> **WORK REQUIRED**
In the listing below, locate the lines that hold the string "entries". Copy those lines.

> **PROVIDED DATA**

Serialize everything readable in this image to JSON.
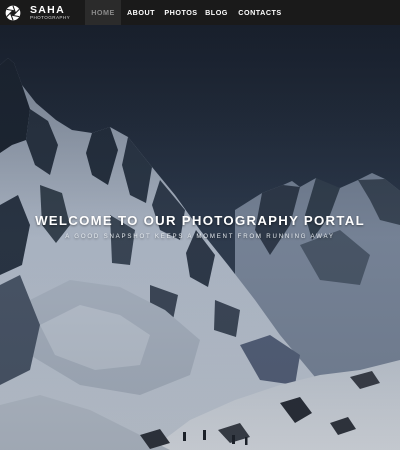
{
  "brand": {
    "name": "SAHA",
    "tagline": "PHOTOGRAPHY",
    "logo_icon": "aperture-icon"
  },
  "nav": {
    "active": "HOME",
    "items": [
      {
        "label": "HOME"
      },
      {
        "label": "ABOUT"
      },
      {
        "label": "PHOTOS"
      },
      {
        "label": "BLOG"
      },
      {
        "label": "CONTACTS"
      }
    ]
  },
  "hero": {
    "title": "WELCOME TO OUR PHOTOGRAPHY PORTAL",
    "subtitle": "A GOOD SNAPSHOT KEEPS A MOMENT FROM RUNNING AWAY"
  },
  "colors": {
    "navbar_bg": "#1a1a1a",
    "active_item_bg": "#2b2b2b",
    "active_item_text": "#8a8a8a",
    "nav_text": "#ffffff",
    "sky": "#1c2533"
  }
}
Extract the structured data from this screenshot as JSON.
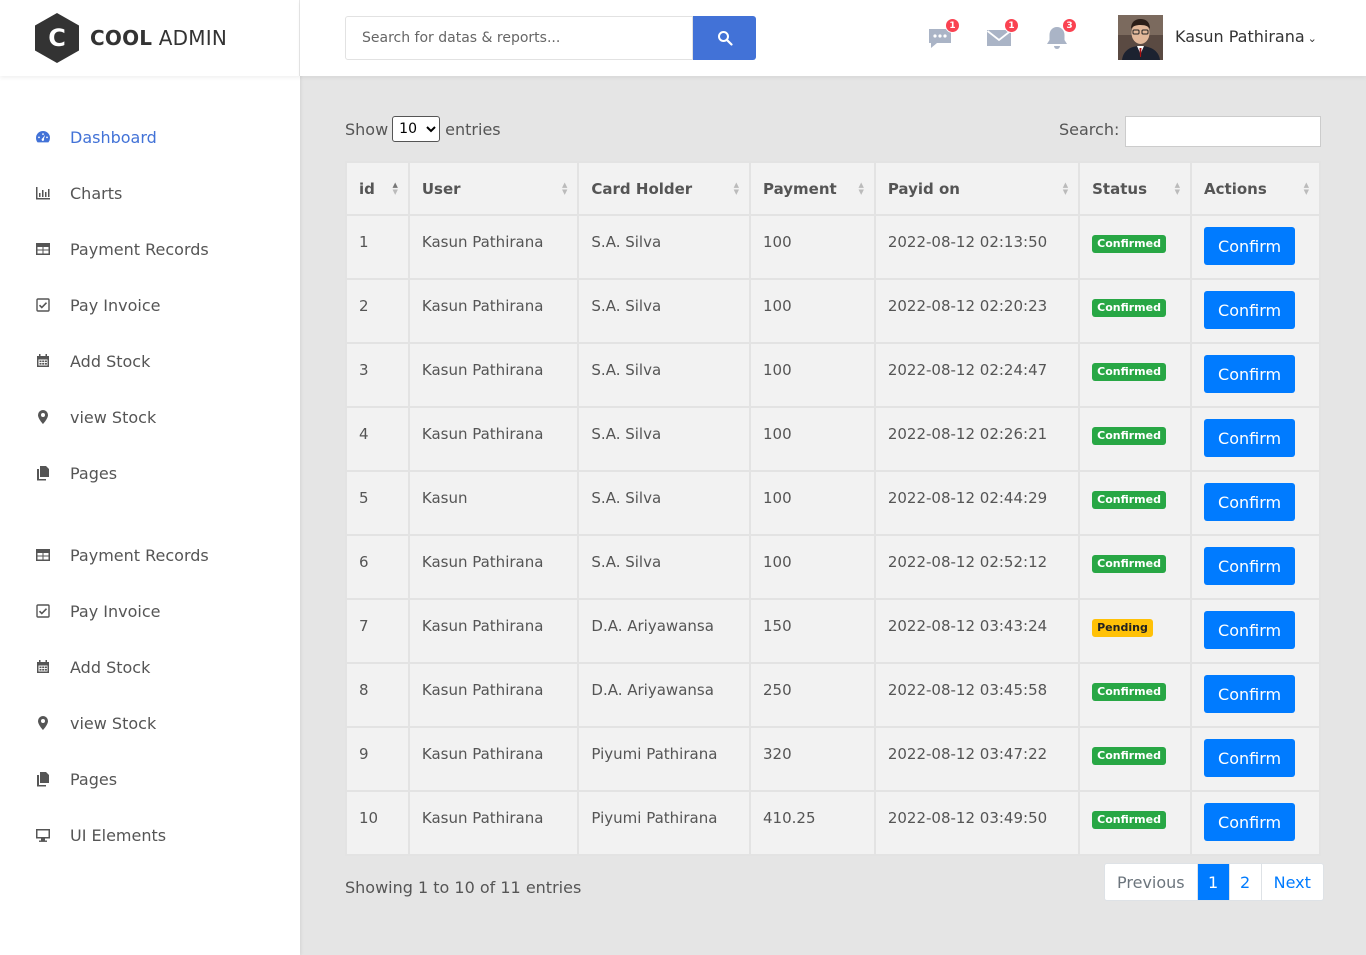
{
  "brand": {
    "bold": "COOL",
    "rest": "ADMIN",
    "letter": "C"
  },
  "sidebar": {
    "items": [
      {
        "label": "Dashboard",
        "icon": "dashboard-icon"
      },
      {
        "label": "Charts",
        "icon": "bar-chart-icon"
      },
      {
        "label": "Payment Records",
        "icon": "table-icon"
      },
      {
        "label": "Pay Invoice",
        "icon": "check-square-icon"
      },
      {
        "label": "Add Stock",
        "icon": "calendar-icon"
      },
      {
        "label": "view Stock",
        "icon": "map-marker-icon"
      },
      {
        "label": "Pages",
        "icon": "copy-icon"
      },
      {
        "label": "Payment Records",
        "icon": "table-icon"
      },
      {
        "label": "Pay Invoice",
        "icon": "check-square-icon"
      },
      {
        "label": "Add Stock",
        "icon": "calendar-icon"
      },
      {
        "label": "view Stock",
        "icon": "map-marker-icon"
      },
      {
        "label": "Pages",
        "icon": "copy-icon"
      },
      {
        "label": "UI Elements",
        "icon": "desktop-icon"
      }
    ]
  },
  "header": {
    "search_placeholder": "Search for datas & reports...",
    "notifications": {
      "comments": "1",
      "mail": "1",
      "bell": "3"
    },
    "user_name": "Kasun Pathirana"
  },
  "table_controls": {
    "show_label": "Show",
    "entries_label": "entries",
    "page_size": "10",
    "search_label": "Search:"
  },
  "table": {
    "columns": [
      "id",
      "User",
      "Card Holder",
      "Payment",
      "Payid on",
      "Status",
      "Actions"
    ],
    "rows": [
      {
        "id": "1",
        "user": "Kasun Pathirana",
        "holder": "S.A. Silva",
        "payment": "100",
        "payid": "2022-08-12 02:13:50",
        "status": "Confirmed",
        "action": "Confirm"
      },
      {
        "id": "2",
        "user": "Kasun Pathirana",
        "holder": "S.A. Silva",
        "payment": "100",
        "payid": "2022-08-12 02:20:23",
        "status": "Confirmed",
        "action": "Confirm"
      },
      {
        "id": "3",
        "user": "Kasun Pathirana",
        "holder": "S.A. Silva",
        "payment": "100",
        "payid": "2022-08-12 02:24:47",
        "status": "Confirmed",
        "action": "Confirm"
      },
      {
        "id": "4",
        "user": "Kasun Pathirana",
        "holder": "S.A. Silva",
        "payment": "100",
        "payid": "2022-08-12 02:26:21",
        "status": "Confirmed",
        "action": "Confirm"
      },
      {
        "id": "5",
        "user": "Kasun",
        "holder": "S.A. Silva",
        "payment": "100",
        "payid": "2022-08-12 02:44:29",
        "status": "Confirmed",
        "action": "Confirm"
      },
      {
        "id": "6",
        "user": "Kasun Pathirana",
        "holder": "S.A. Silva",
        "payment": "100",
        "payid": "2022-08-12 02:52:12",
        "status": "Confirmed",
        "action": "Confirm"
      },
      {
        "id": "7",
        "user": "Kasun Pathirana",
        "holder": "D.A. Ariyawansa",
        "payment": "150",
        "payid": "2022-08-12 03:43:24",
        "status": "Pending",
        "action": "Confirm"
      },
      {
        "id": "8",
        "user": "Kasun Pathirana",
        "holder": "D.A. Ariyawansa",
        "payment": "250",
        "payid": "2022-08-12 03:45:58",
        "status": "Confirmed",
        "action": "Confirm"
      },
      {
        "id": "9",
        "user": "Kasun Pathirana",
        "holder": "Piyumi Pathirana",
        "payment": "320",
        "payid": "2022-08-12 03:47:22",
        "status": "Confirmed",
        "action": "Confirm"
      },
      {
        "id": "10",
        "user": "Kasun Pathirana",
        "holder": "Piyumi Pathirana",
        "payment": "410.25",
        "payid": "2022-08-12 03:49:50",
        "status": "Confirmed",
        "action": "Confirm"
      }
    ]
  },
  "footer": {
    "info": "Showing 1 to 10 of 11 entries",
    "pagination": {
      "previous": "Previous",
      "page1": "1",
      "page2": "2",
      "next": "Next"
    }
  },
  "colors": {
    "accent": "#4272d7",
    "primary_button": "#007bff",
    "confirmed": "#28a745",
    "pending": "#ffc107",
    "badge": "#fa4251"
  }
}
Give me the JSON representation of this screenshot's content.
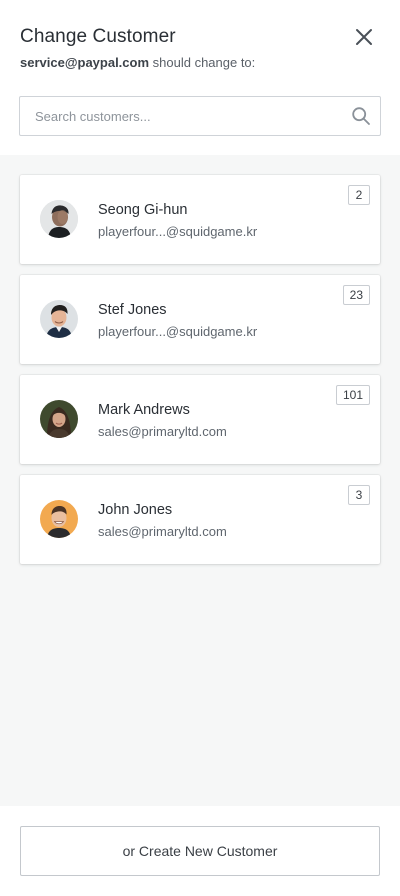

> **THE OUTPUT**
    "entries_label": "entries",
    "info": "Showing 1 to 10 of 11 entries",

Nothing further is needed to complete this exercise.